◆ Given exercise:
Write out the listing below in full and exactly, leaving out every picture.

◆ Data entries:
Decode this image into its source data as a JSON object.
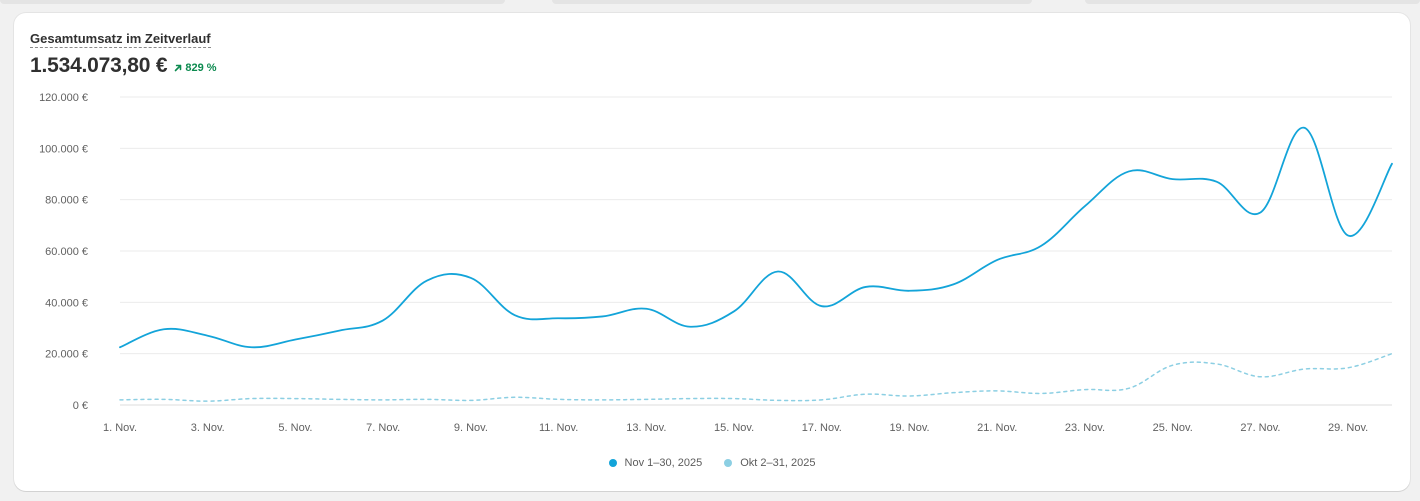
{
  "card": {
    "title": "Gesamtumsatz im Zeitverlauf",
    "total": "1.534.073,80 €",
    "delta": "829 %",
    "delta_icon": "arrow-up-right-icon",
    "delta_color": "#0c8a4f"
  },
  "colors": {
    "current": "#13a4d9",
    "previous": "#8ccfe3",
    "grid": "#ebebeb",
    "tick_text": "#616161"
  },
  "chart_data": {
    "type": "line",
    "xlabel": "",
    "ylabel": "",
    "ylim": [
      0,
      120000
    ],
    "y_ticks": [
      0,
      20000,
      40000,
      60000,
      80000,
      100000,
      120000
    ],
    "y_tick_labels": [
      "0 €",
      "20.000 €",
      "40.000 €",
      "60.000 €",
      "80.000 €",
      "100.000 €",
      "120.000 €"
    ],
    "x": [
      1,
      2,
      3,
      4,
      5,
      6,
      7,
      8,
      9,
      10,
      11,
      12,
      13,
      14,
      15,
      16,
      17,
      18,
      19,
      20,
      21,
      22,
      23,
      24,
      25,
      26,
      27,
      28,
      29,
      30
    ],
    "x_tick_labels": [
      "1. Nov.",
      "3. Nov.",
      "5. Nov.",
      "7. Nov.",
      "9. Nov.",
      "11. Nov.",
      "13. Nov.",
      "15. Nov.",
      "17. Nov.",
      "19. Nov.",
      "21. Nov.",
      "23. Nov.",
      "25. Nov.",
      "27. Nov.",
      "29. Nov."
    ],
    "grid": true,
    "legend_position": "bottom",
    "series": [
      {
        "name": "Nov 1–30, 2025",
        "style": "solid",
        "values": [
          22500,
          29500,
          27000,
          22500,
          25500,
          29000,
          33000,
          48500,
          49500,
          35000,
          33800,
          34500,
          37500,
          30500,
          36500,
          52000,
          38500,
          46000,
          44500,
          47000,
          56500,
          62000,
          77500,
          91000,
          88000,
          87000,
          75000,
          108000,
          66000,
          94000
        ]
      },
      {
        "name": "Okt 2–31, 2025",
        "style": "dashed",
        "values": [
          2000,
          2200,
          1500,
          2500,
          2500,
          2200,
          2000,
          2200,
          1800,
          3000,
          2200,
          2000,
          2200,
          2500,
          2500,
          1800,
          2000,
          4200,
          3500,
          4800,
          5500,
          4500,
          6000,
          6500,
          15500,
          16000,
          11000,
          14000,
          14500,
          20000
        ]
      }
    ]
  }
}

◆ Written solution:
Decode this image into its source data as a JSON object.
{
  "card": {
    "title": "Gesamtumsatz im Zeitverlauf",
    "total": "1.534.073,80 €",
    "delta": "829 %",
    "delta_icon": "arrow-up-right-icon",
    "delta_color": "#0c8a4f"
  },
  "colors": {
    "current": "#13a4d9",
    "previous": "#8ccfe3",
    "grid": "#ebebeb",
    "tick_text": "#616161"
  },
  "chart_data": {
    "type": "line",
    "xlabel": "",
    "ylabel": "",
    "ylim": [
      0,
      120000
    ],
    "y_ticks": [
      0,
      20000,
      40000,
      60000,
      80000,
      100000,
      120000
    ],
    "y_tick_labels": [
      "0 €",
      "20.000 €",
      "40.000 €",
      "60.000 €",
      "80.000 €",
      "100.000 €",
      "120.000 €"
    ],
    "x": [
      1,
      2,
      3,
      4,
      5,
      6,
      7,
      8,
      9,
      10,
      11,
      12,
      13,
      14,
      15,
      16,
      17,
      18,
      19,
      20,
      21,
      22,
      23,
      24,
      25,
      26,
      27,
      28,
      29,
      30
    ],
    "x_tick_labels": [
      "1. Nov.",
      "3. Nov.",
      "5. Nov.",
      "7. Nov.",
      "9. Nov.",
      "11. Nov.",
      "13. Nov.",
      "15. Nov.",
      "17. Nov.",
      "19. Nov.",
      "21. Nov.",
      "23. Nov.",
      "25. Nov.",
      "27. Nov.",
      "29. Nov."
    ],
    "grid": true,
    "legend_position": "bottom",
    "series": [
      {
        "name": "Nov 1–30, 2025",
        "style": "solid",
        "values": [
          22500,
          29500,
          27000,
          22500,
          25500,
          29000,
          33000,
          48500,
          49500,
          35000,
          33800,
          34500,
          37500,
          30500,
          36500,
          52000,
          38500,
          46000,
          44500,
          47000,
          56500,
          62000,
          77500,
          91000,
          88000,
          87000,
          75000,
          108000,
          66000,
          94000
        ]
      },
      {
        "name": "Okt 2–31, 2025",
        "style": "dashed",
        "values": [
          2000,
          2200,
          1500,
          2500,
          2500,
          2200,
          2000,
          2200,
          1800,
          3000,
          2200,
          2000,
          2200,
          2500,
          2500,
          1800,
          2000,
          4200,
          3500,
          4800,
          5500,
          4500,
          6000,
          6500,
          15500,
          16000,
          11000,
          14000,
          14500,
          20000
        ]
      }
    ]
  }
}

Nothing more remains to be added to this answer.